▸ Extracted entries:
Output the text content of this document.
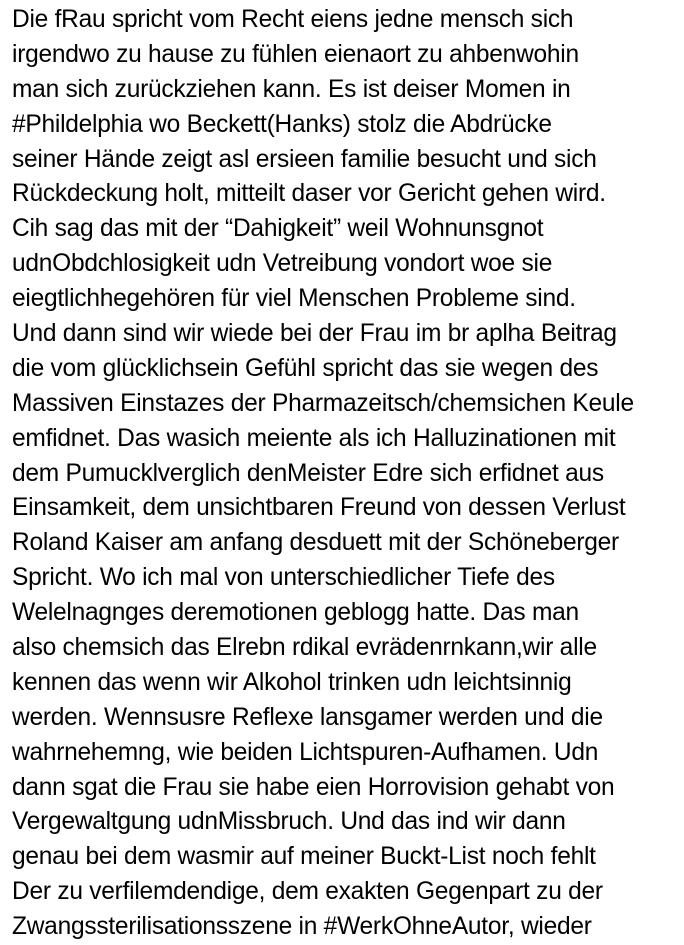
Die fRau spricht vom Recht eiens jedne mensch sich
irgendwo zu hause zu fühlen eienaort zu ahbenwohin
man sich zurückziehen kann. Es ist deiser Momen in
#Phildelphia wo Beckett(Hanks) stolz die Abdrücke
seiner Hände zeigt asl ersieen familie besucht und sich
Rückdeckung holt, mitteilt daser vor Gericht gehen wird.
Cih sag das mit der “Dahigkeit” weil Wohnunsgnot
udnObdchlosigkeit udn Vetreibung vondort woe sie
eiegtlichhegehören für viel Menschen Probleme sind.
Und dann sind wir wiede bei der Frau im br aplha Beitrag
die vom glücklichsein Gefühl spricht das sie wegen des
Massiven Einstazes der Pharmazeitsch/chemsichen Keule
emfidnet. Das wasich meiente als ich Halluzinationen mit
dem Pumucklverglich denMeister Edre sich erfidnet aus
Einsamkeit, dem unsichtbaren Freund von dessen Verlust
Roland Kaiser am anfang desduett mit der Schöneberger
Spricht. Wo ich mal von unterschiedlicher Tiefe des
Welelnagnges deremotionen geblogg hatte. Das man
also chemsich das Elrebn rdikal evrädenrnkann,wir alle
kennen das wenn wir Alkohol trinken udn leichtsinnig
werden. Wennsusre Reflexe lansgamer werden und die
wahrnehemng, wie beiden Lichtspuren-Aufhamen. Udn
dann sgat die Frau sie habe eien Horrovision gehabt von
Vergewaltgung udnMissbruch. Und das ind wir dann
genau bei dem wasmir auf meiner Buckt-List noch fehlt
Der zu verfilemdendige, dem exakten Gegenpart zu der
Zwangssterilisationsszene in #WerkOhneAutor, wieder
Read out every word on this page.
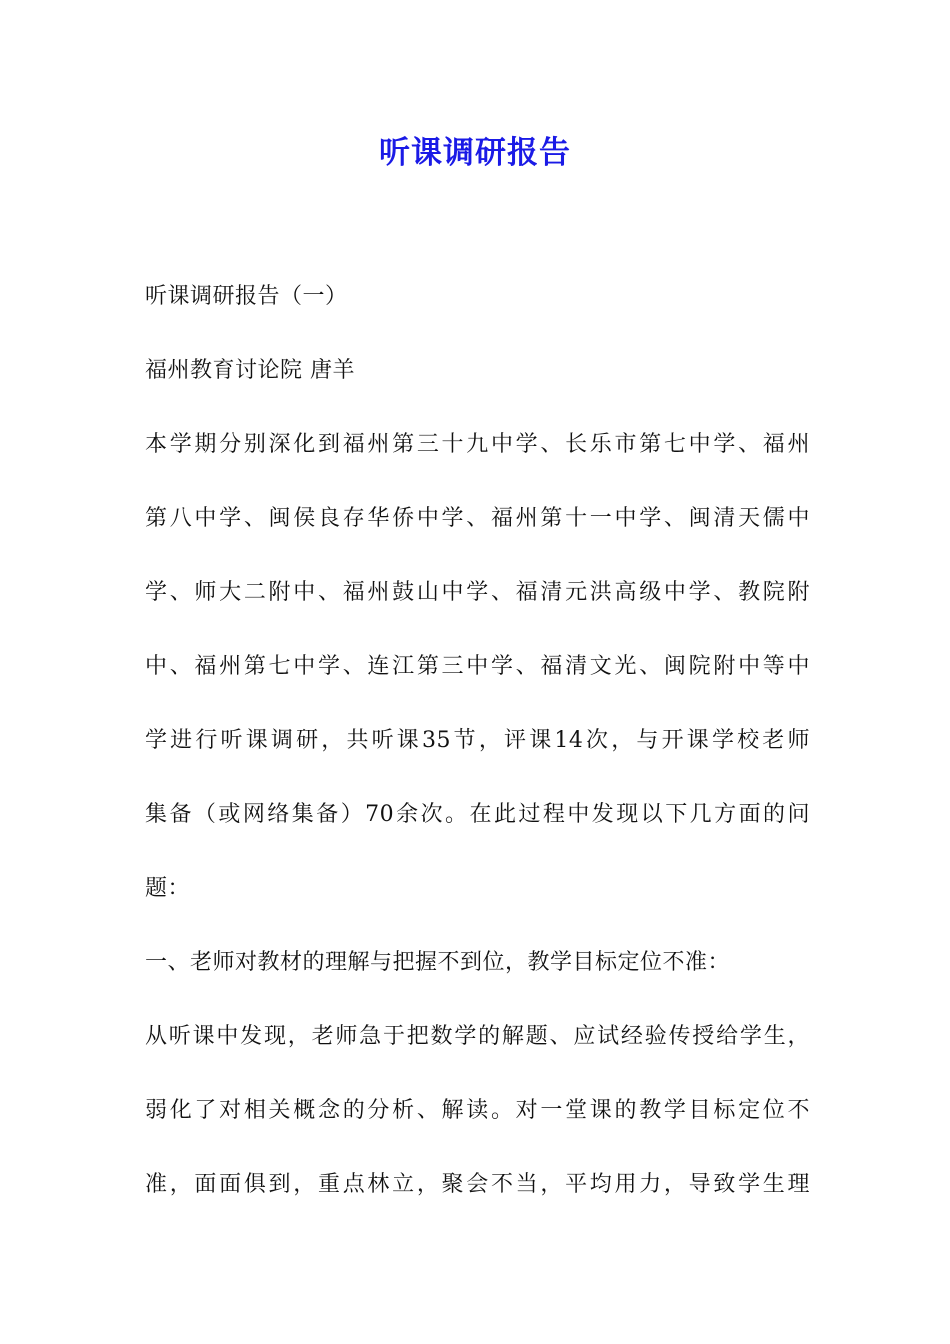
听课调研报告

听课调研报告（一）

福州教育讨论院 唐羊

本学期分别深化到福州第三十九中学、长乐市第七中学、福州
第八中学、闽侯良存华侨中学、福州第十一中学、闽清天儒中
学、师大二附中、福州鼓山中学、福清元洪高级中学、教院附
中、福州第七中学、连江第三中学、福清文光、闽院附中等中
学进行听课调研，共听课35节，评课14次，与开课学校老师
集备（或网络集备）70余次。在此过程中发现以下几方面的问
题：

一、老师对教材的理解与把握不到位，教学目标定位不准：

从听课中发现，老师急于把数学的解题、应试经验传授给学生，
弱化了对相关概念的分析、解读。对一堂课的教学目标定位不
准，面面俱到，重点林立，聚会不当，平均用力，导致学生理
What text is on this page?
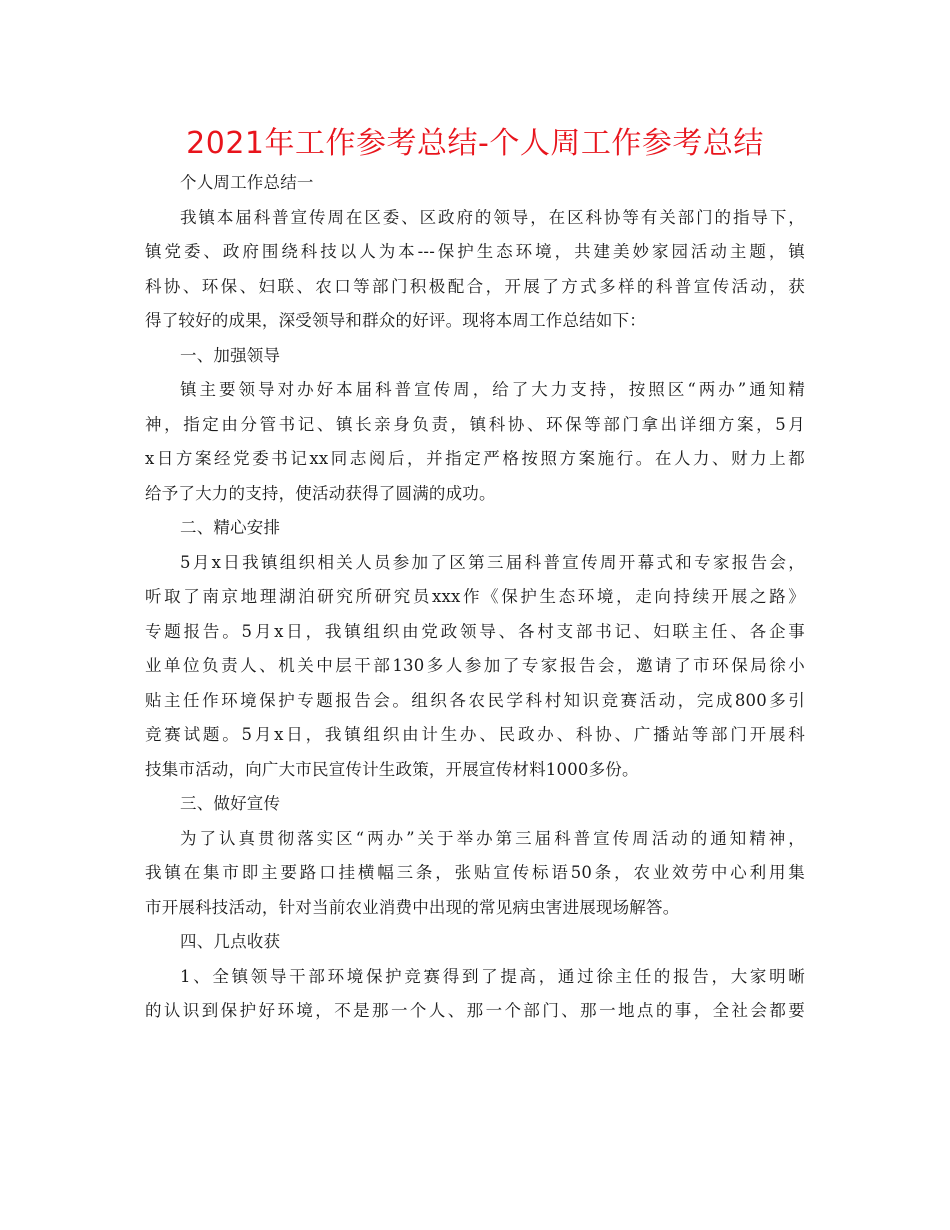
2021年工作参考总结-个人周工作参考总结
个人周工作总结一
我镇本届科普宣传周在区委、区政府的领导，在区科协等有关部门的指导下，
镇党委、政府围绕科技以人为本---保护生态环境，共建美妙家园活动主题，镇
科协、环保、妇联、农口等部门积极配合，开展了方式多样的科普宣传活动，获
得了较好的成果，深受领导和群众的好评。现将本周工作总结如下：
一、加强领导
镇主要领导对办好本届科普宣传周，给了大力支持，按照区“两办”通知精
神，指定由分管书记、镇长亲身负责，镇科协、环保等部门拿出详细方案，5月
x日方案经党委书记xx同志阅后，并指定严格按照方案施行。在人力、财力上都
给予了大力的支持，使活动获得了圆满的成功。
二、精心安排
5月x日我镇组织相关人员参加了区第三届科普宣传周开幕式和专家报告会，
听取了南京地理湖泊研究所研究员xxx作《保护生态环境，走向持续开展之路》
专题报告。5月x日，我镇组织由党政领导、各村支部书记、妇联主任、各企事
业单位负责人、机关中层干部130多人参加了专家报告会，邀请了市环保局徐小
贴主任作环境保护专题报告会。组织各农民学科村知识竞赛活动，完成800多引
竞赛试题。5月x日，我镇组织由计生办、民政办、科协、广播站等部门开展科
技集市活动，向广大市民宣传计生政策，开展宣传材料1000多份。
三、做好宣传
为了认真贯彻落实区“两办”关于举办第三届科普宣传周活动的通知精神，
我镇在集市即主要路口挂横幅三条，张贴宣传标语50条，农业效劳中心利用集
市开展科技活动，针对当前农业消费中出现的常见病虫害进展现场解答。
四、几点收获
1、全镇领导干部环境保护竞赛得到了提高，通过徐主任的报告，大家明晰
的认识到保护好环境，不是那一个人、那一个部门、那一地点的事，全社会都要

▸ Work required:
Look through the material and copy each line that has "text".

▸ Task answer:
Output the text content of this document.
What text is on this page?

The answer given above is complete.